Exercise goal: Quote the data below in full, please, without altering anything.

=== Supplied material ===

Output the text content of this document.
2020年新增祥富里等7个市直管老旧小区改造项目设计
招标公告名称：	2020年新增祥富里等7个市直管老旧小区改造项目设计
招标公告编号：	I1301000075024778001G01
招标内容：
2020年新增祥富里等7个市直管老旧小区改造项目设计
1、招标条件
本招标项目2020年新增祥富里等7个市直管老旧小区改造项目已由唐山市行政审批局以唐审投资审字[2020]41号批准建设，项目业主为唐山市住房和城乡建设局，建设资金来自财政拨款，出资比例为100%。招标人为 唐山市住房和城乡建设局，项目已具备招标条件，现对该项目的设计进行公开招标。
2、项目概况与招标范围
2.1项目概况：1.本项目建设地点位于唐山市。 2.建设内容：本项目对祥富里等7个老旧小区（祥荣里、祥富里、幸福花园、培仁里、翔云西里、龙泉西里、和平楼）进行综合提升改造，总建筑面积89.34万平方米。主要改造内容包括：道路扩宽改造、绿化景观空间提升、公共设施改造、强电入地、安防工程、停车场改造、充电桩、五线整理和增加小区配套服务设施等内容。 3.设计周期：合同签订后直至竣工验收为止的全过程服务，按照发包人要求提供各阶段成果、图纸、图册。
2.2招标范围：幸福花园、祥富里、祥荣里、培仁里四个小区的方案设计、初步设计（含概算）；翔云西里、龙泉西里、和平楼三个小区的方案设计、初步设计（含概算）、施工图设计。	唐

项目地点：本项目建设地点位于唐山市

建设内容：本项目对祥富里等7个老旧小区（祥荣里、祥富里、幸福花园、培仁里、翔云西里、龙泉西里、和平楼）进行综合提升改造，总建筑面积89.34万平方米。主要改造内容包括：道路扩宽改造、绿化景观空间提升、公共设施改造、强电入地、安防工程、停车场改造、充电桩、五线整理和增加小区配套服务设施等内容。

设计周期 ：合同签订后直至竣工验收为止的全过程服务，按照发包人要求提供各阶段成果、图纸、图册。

===

Final result:
Output the text content of this document.
2020年新增祥富里等7个市直管老旧小区改造项目设计
招标公告名称：	2020年新增祥富里等7个市直管老旧小区改造项目设计
招标公告编号：	I1301000075024778001G01
招标内容：
2020年新增祥富里等7个市直管老旧小区改造项目设计
1、招标条件
本招标项目2020年新增祥富里等7个市直管老旧小区改造项目已由唐山市行政审批局以唐审投资审字[2020]41号批准建设，项目业主为唐山市住房和城乡建设局，建设资金来自财政拨款，出资比例为100%。招标人为 唐山市住房和城乡建设局，项目已具备招标条件，现对该项目的设计进行公开招标。
2、项目概况与招标范围
2.1项目概况：1.本项目建设地点位于唐山市。 2.建设内容：本项目对祥富里等7个老旧小区（祥荣里、祥富里、幸福花园、培仁里、翔云西里、龙泉西里、和平楼）进行综合提升改造，总建筑面积89.34万平方米。主要改造内容包括：道路扩宽改造、绿化景观空间提升、公共设施改造、强电入地、安防工程、停车场改造、充电桩、五线整理和增加小区配套服务设施等内容。 3.设计周期：合同签订后直至竣工验收为止的全过程服务，按照发包人要求提供各阶段成果、图纸、图册。
2.2招标范围：幸福花园、祥富里、祥荣里、培仁里四个小区的方案设计、初步设计（含概算）；翔云西里、龙泉西里、和平楼三个小区的方案设计、初步设计（含概算）、施工图设计。	唐

项目地点：本项目建设地点位于唐山市

建设内容：本项目对祥富里等7个老旧小区（祥荣里、祥富里、幸福花园、培仁里、翔云西里、龙泉西里、和平楼）进行综合提升改造，总建筑面积89.34万平方米。主要改造内容包括：道路扩宽改造、绿化景观空间提升、公共设施改造、强电入地、安防工程、停车场改造、充电桩、五线整理和增加小区配套服务设施等内容。

设计周期 ：合同签订后直至竣工验收为止的全过程服务，按照发包人要求提供各阶段成果、图纸、图册。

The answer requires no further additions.